##### Entries supplied
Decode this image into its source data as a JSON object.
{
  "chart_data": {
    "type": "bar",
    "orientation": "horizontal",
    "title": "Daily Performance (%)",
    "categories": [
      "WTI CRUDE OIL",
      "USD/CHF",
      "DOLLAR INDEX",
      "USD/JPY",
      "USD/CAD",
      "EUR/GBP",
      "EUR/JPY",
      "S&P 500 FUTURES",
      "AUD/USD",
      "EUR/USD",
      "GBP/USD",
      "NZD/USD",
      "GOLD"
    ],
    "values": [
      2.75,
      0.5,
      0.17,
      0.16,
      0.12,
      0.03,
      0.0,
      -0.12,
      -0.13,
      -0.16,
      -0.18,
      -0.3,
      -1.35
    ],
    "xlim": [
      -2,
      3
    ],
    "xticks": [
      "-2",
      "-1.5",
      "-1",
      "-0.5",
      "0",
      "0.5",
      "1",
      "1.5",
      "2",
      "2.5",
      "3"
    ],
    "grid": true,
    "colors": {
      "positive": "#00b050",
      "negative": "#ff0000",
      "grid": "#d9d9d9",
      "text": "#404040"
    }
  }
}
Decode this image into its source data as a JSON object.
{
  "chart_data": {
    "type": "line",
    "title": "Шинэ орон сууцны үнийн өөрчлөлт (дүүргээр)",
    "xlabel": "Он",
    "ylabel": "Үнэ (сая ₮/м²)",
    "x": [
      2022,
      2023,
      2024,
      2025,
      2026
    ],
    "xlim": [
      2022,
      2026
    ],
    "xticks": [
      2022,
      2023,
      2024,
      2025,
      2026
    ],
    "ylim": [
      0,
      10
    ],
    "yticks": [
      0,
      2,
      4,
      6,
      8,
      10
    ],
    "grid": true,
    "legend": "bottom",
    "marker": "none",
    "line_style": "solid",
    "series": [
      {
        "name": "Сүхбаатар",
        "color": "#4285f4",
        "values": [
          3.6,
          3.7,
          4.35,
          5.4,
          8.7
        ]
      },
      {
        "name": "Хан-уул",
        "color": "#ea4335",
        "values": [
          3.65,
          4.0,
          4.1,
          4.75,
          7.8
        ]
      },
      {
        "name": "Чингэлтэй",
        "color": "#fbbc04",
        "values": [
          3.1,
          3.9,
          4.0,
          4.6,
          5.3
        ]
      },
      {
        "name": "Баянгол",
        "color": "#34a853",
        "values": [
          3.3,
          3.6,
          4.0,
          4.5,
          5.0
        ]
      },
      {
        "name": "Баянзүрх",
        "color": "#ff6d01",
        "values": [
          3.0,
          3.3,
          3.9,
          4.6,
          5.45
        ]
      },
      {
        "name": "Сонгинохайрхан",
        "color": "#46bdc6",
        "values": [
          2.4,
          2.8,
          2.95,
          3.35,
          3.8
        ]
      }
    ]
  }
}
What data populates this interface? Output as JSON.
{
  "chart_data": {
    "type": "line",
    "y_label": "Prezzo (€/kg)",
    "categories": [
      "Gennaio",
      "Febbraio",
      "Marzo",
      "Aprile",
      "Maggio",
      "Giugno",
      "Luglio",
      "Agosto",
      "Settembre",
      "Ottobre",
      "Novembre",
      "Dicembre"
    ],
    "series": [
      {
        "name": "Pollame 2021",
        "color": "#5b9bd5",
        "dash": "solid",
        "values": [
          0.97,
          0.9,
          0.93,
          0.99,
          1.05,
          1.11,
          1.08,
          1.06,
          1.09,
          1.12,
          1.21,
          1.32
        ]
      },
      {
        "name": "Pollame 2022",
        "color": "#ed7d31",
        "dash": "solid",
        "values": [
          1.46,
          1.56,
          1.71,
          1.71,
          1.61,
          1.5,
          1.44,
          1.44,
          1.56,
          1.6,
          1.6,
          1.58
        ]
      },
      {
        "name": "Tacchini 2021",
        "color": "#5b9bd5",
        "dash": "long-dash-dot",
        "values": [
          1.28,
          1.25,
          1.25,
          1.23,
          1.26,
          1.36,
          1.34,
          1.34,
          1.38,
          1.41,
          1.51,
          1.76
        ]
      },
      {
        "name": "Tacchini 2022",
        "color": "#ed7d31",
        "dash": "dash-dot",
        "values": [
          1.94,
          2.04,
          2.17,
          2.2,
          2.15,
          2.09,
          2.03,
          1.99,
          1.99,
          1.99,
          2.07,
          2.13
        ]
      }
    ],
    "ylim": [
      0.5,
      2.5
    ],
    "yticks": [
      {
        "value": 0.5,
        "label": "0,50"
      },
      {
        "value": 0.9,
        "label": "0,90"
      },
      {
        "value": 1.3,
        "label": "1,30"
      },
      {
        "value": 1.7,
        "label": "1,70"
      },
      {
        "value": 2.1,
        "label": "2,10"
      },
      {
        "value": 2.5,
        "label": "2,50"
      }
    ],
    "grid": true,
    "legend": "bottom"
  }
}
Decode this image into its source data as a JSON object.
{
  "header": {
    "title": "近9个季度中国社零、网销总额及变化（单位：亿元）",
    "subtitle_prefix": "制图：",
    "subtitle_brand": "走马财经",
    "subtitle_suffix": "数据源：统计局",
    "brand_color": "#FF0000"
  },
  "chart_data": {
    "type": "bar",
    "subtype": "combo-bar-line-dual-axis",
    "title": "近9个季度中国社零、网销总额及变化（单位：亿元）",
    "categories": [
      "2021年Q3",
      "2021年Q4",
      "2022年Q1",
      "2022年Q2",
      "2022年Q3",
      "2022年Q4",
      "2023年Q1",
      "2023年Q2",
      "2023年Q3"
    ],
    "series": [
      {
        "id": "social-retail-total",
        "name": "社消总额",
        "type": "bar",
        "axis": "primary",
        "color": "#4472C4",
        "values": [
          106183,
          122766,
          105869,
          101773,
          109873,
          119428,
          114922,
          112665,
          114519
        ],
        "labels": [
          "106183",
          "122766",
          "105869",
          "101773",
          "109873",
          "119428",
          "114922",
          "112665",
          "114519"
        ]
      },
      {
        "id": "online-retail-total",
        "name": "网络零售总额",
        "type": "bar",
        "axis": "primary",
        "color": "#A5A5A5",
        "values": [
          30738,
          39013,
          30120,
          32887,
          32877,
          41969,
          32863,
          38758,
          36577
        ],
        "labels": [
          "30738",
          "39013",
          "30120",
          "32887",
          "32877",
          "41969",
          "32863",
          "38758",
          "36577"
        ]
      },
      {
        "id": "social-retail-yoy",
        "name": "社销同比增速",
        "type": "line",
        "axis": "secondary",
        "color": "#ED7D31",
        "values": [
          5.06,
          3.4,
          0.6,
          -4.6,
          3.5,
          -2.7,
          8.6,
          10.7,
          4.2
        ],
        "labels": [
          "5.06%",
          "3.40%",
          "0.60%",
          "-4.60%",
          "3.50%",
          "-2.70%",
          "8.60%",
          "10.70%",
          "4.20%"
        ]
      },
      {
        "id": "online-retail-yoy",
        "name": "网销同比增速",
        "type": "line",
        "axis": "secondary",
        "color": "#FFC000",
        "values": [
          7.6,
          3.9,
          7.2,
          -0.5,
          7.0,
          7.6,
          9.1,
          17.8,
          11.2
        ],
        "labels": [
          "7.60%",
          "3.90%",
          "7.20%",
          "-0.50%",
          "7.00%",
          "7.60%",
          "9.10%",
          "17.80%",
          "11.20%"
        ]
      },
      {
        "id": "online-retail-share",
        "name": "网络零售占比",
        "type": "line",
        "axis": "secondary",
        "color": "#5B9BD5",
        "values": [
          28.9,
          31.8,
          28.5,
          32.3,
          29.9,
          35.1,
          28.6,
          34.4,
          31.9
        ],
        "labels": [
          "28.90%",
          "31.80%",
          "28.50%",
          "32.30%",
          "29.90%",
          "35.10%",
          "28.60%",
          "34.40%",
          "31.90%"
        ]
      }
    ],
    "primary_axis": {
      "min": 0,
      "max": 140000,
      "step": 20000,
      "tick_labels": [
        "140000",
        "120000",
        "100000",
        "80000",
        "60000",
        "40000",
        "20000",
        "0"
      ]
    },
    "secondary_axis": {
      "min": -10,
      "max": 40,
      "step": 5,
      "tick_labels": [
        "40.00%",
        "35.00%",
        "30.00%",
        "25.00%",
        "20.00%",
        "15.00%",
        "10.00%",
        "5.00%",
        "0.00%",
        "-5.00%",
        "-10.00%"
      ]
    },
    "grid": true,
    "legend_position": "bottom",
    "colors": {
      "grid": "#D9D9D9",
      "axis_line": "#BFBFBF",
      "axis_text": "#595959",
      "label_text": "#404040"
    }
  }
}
##########
Return every line from the records above that holds the word "online".

### Output for this exercise
        "id": "online-retail-total",
        "id": "online-retail-yoy",
        "id": "online-retail-share",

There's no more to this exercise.